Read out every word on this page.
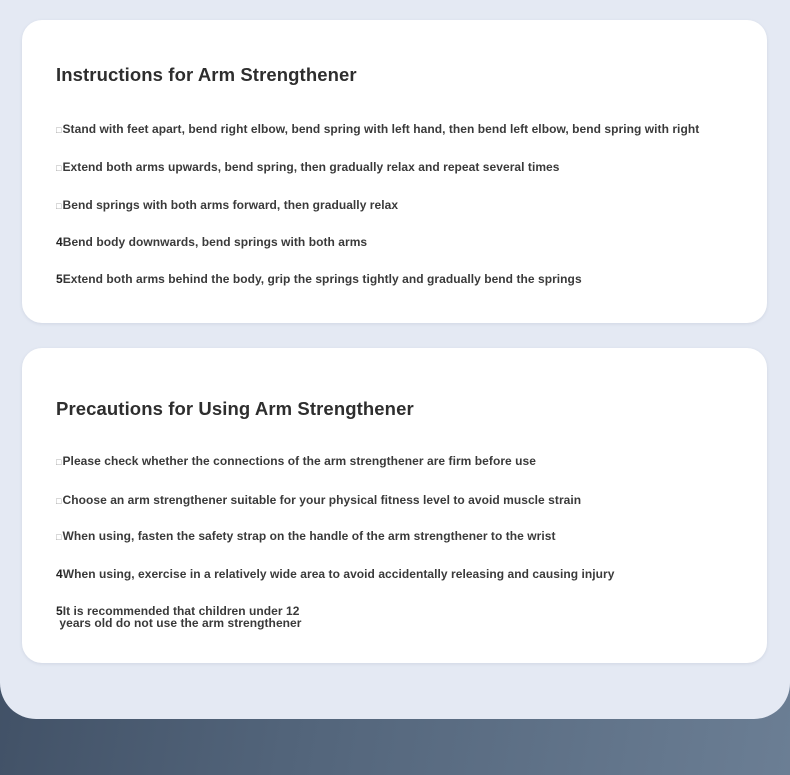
Instructions for Arm Strengthener
□Stand with feet apart, bend right elbow, bend spring with left hand, then bend left elbow, bend spring with right
□Extend both arms upwards, bend spring, then gradually relax and repeat several times
□Bend springs with both arms forward, then gradually relax
4Bend body downwards, bend springs with both arms
5Extend both arms behind the body, grip the springs tightly and gradually bend the springs
Precautions for Using Arm Strengthener
□Please check whether the connections of the arm strengthener are firm before use
□Choose an arm strengthener suitable for your physical fitness level to avoid muscle strain
□When using, fasten the safety strap on the handle of the arm strengthener to the wrist
4When using, exercise in a relatively wide area to avoid accidentally releasing and causing injury
5It is recommended that children under 12
years old do not use the arm strengthener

☆ ☆ ☆

WHAT YOU NEED TO DO. Check each line above for the string "springs", then copy the ones that have it.

SOLUTION.
□Bend springs with both arms forward, then gradually relax
4Bend body downwards, bend springs with both arms
5Extend both arms behind the body, grip the springs tightly and gradually bend the springs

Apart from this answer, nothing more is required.